--- start SUPPLIED INFORMATION ---
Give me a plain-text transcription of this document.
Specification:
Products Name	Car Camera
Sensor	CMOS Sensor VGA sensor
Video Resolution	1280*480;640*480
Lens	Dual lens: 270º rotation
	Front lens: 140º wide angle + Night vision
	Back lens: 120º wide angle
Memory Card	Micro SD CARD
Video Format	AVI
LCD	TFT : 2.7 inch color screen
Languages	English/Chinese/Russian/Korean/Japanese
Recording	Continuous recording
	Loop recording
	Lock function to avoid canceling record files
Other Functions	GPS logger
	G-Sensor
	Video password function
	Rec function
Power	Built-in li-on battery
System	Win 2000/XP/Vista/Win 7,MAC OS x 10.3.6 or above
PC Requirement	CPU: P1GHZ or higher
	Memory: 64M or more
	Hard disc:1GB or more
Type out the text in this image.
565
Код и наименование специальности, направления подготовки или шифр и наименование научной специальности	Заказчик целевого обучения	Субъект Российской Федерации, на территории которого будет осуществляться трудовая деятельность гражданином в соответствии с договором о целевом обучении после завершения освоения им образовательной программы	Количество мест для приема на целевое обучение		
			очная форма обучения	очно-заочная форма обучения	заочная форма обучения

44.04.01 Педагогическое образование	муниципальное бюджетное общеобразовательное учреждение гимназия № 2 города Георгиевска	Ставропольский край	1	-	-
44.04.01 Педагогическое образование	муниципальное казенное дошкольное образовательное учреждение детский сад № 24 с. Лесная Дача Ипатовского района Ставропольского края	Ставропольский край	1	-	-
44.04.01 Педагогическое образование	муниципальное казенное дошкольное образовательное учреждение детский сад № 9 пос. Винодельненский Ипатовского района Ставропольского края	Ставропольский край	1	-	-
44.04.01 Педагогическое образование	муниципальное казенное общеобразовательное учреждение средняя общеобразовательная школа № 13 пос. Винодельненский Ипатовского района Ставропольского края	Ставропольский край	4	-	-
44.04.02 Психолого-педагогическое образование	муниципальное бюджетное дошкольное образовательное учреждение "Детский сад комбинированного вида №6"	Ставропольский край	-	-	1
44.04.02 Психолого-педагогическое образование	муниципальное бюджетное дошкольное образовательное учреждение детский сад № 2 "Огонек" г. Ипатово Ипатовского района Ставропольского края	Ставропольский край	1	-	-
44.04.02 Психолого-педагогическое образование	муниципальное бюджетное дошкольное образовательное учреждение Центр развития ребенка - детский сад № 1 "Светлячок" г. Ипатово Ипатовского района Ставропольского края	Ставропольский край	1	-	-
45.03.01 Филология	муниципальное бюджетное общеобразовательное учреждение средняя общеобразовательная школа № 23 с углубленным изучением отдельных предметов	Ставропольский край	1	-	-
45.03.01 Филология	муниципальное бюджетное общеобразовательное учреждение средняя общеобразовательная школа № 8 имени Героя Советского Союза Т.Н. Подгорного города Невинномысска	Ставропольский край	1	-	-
--- end SUPPLIED INFORMATION ---
→ SHORT PROBLEM: Work through the records line by line and tally those with the word "средняя". Report only the total.

→ REPLY: 3